-- The exercise --
Pick out every line with the word "деятельности" and copy it.

— START OF Data for processing —

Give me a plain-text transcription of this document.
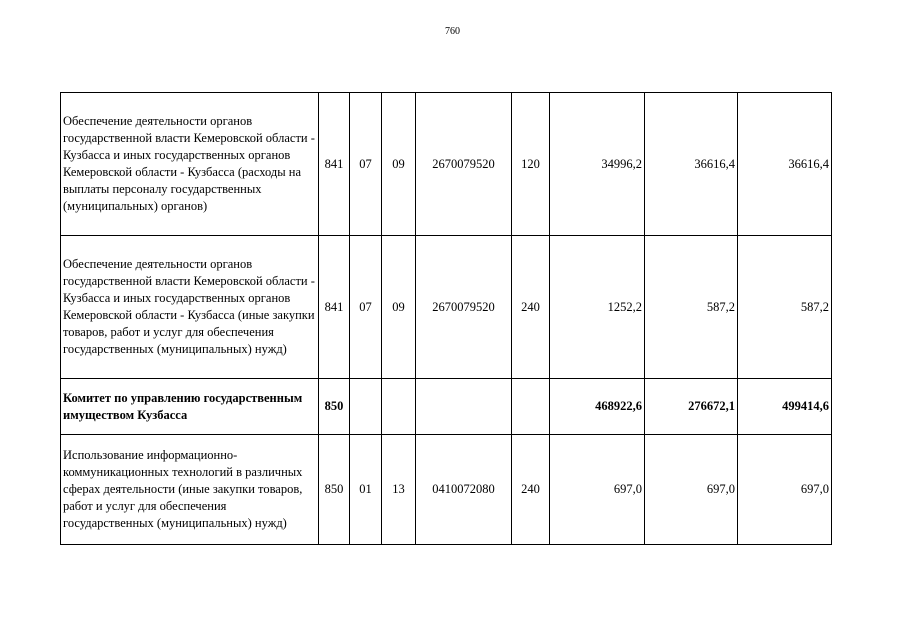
760
Обеспечение деятельности органов государственной власти Кемеровской области - Кузбасса и иных государственных органов Кемеровской области - Кузбасса (расходы на выплаты персоналу государственных (муниципальных) органов)	841	07	09	2670079520	120	34996,2	36616,4	36616,4
Обеспечение деятельности органов государственной власти Кемеровской области - Кузбасса и иных государственных органов Кемеровской области - Кузбасса (иные закупки товаров, работ и услуг для обеспечения государственных (муниципальных) нужд)	841	07	09	2670079520	240	1252,2	587,2	587,2
Комитет по управлению государственным имуществом Кузбасса	850					468922,6	276672,1	499414,6
Использование информационно-коммуникационных технологий в различных сферах деятельности (иные закупки товаров, работ и услуг для обеспечения государственных (муниципальных) нужд)	850	01	13	0410072080	240	697,0	697,0	697,0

— END OF Data for processing —

-- Full answer --
Обеспечение деятельности органов государственной власти Кемеровской области - Кузбасса и иных государственных органов Кемеровской области - Кузбасса (расходы на выплаты персоналу государственных (муниципальных) органов)	841	07	09	2670079520	120	34996,2	36616,4	36616,4
Обеспечение деятельности органов государственной власти Кемеровской области - Кузбасса и иных государственных органов Кемеровской области - Кузбасса (иные закупки товаров, работ и услуг для обеспечения государственных (муниципальных) нужд)	841	07	09	2670079520	240	1252,2	587,2	587,2
Использование информационно-коммуникационных технологий в различных сферах деятельности (иные закупки товаров, работ и услуг для обеспечения государственных (муниципальных) нужд)	850	01	13	0410072080	240	697,0	697,0	697,0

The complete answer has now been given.